Copy out the text below about parents, kids and screens, word for word and in full.

*** Opening TEXT PROVIDED ***

Parents taking the easy option of shoving a tablet, TV, phone in their kids hands Vs having to spend quality time with them. I've seen it myself the difference between households. I have nephews which play musical instruments and are part of an orchestra, one that plays for 2 football teams and others that just sit glued to a screen all day.

What's the difference? The parents. I'm sorry you can't blame the older generations for people being sheep.

No you're not understanding.

A child now is influenced by the actions of the generation in front of it. Its the 20 year olds now who are creating all the you tube contents, running the marketing in companies creating the intrinsic need to buy things, be perfect etc.

In turn, their parents, the 40-50 year olds, are the ones who are benefiting most from all the products which are bought by the 20 year olds. Its their companies that make them. Its their companies which provide the credit for the 20 year olds to buy them etc. Its their companies and the technologies they developed that enable all these outlets for marketing these days.

*** Closing TEXT PROVIDED ***
*** Opening AVAILABLE DATA ***

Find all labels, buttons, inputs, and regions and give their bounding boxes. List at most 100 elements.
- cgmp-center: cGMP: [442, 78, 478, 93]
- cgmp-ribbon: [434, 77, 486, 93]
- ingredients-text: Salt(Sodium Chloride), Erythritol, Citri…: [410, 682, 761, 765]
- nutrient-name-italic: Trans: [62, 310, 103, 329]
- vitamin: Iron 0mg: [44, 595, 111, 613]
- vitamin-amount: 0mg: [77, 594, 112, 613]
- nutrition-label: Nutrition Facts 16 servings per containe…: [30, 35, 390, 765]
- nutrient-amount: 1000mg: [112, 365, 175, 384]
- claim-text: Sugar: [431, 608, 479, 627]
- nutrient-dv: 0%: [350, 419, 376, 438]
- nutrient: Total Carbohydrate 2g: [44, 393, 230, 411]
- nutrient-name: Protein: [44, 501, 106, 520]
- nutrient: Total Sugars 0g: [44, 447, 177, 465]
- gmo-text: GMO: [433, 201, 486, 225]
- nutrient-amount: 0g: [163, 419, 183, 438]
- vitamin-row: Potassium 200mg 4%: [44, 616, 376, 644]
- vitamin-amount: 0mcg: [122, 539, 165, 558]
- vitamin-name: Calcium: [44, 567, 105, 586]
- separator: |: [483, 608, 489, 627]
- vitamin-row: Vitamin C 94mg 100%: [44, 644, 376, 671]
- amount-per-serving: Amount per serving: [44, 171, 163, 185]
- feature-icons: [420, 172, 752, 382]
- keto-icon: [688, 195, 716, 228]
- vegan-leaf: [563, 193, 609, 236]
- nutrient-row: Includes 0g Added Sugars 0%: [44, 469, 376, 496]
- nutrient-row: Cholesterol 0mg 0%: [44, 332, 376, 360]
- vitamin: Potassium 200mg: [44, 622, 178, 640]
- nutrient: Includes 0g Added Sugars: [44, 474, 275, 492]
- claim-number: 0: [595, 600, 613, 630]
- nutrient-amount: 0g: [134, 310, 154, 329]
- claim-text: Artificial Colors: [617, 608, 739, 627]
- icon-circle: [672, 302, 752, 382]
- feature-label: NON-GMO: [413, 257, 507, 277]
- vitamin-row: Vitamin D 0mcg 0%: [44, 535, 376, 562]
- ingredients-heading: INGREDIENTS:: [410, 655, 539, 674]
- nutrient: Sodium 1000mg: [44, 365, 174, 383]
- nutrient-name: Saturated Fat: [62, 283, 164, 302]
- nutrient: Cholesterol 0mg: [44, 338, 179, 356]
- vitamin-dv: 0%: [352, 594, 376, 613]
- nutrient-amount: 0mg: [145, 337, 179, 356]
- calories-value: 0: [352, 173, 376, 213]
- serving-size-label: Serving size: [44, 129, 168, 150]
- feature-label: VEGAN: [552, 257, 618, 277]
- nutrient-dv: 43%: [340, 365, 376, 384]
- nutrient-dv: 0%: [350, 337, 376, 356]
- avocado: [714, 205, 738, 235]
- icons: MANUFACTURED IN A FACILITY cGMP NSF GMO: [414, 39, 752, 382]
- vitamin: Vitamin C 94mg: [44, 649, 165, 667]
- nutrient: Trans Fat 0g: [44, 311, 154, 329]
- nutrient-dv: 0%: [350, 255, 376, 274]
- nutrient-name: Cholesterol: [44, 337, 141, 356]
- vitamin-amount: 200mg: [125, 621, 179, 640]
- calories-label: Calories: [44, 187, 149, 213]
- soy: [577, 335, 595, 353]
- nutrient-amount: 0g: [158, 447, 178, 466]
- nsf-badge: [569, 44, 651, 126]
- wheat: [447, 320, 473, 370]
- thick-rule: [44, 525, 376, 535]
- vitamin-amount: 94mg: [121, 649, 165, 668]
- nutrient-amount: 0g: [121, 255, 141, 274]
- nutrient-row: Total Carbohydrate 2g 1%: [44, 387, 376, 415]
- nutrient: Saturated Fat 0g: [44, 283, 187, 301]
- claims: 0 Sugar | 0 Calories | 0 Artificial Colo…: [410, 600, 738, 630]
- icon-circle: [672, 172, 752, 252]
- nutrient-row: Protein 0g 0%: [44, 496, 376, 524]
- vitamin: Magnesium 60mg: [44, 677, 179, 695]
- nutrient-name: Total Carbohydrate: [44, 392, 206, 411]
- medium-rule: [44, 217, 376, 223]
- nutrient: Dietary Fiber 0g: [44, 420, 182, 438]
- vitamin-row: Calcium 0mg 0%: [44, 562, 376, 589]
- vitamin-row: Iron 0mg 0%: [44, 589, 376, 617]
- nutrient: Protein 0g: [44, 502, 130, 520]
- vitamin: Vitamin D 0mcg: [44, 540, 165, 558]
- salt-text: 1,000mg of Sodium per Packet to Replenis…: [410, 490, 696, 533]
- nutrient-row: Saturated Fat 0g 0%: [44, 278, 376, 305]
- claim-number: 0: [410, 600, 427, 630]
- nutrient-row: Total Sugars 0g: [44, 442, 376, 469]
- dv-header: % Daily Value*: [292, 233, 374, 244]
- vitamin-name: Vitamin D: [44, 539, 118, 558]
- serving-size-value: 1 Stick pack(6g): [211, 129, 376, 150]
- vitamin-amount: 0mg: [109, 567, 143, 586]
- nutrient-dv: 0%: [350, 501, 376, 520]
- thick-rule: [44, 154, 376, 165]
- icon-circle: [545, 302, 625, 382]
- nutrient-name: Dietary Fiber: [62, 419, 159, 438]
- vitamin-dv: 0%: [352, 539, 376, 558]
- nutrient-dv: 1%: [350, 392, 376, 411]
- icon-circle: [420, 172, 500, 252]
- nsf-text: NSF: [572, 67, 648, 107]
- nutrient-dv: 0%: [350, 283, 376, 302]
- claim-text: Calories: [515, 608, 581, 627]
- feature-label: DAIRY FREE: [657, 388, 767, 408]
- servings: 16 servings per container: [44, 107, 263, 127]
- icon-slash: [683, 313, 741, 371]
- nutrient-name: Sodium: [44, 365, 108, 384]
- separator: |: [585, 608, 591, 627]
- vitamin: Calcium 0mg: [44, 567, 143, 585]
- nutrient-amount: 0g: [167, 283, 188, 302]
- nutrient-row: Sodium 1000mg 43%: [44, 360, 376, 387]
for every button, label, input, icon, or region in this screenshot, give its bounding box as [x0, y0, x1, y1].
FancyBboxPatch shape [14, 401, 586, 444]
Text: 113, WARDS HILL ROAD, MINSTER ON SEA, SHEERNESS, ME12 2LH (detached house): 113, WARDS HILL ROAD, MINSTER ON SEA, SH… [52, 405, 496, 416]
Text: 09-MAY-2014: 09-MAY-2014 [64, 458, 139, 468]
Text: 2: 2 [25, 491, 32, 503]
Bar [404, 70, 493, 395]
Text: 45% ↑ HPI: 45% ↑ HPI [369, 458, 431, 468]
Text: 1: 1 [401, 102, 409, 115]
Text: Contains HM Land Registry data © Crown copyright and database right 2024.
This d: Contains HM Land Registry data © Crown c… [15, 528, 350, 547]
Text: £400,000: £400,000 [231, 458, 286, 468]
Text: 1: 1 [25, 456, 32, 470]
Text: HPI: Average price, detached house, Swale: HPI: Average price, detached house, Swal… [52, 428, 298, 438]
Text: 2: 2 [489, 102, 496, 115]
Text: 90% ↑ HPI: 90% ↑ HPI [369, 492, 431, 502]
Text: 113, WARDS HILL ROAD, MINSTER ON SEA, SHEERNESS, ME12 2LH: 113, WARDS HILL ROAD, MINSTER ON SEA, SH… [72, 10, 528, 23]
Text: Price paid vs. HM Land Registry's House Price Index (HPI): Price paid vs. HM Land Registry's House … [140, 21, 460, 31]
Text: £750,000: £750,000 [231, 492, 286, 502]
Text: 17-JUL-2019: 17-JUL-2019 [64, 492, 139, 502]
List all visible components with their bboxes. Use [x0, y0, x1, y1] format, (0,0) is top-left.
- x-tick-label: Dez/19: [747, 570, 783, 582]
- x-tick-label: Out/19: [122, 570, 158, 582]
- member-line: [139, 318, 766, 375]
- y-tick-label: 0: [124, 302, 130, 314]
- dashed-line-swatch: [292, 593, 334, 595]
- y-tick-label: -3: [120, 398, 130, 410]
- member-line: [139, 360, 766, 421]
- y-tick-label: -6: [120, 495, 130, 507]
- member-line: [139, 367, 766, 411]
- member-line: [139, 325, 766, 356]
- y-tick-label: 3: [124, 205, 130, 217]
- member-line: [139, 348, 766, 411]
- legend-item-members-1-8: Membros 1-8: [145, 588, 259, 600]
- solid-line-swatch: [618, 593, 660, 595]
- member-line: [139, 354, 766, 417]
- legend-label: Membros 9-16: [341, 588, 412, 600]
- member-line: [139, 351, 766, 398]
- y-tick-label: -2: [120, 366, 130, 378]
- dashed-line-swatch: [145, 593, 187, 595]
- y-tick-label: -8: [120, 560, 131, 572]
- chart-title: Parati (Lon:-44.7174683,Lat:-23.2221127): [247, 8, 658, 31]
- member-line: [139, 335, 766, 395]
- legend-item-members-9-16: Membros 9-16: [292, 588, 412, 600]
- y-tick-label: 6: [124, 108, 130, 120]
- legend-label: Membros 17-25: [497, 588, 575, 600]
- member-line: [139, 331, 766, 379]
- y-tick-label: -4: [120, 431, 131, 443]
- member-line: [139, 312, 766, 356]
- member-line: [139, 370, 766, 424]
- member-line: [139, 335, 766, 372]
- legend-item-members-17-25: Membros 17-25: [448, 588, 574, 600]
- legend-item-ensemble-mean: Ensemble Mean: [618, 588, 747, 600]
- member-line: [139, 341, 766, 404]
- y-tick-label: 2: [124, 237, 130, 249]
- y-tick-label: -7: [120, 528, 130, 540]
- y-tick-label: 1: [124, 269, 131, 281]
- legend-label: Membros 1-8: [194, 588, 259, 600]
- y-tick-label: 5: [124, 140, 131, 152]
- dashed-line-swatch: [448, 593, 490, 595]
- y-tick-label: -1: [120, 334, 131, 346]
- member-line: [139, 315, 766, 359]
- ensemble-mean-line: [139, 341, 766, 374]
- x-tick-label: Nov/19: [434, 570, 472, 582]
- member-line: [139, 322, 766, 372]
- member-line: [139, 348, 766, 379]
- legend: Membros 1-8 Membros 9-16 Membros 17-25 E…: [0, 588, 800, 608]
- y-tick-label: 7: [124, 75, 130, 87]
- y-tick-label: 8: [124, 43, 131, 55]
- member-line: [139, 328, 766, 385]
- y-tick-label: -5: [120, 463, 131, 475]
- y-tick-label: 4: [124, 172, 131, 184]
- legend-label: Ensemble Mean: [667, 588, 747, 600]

*** Closing AVAILABLE DATA ***

ANSWER TO THIS TASK:
Parents taking the easy option of shoving a tablet, TV, phone in their kids hands Vs having to spend quality time with them. I've seen it myself the difference between households. I have nephews which play musical instruments and are part of an orchestra, one that plays for 2 football teams and others that just sit glued to a screen all day.

What's the difference? The parents. I'm sorry you can't blame the older generations for people being sheep.

No you're not understanding.

A child now is influenced by the actions of the generation in front of it. Its the 20 year olds now who are creating all the you tube contents, running the marketing in companies creating the intrinsic need to buy things, be perfect etc.

In turn, their parents, the 40-50 year olds, are the ones who are benefiting most from all the products which are bought by the 20 year olds. Its their companies that make them. Its their companies which provide the credit for the 20 year olds to buy them etc. Its their companies and the technologies they developed that enable all these outlets for marketing these days.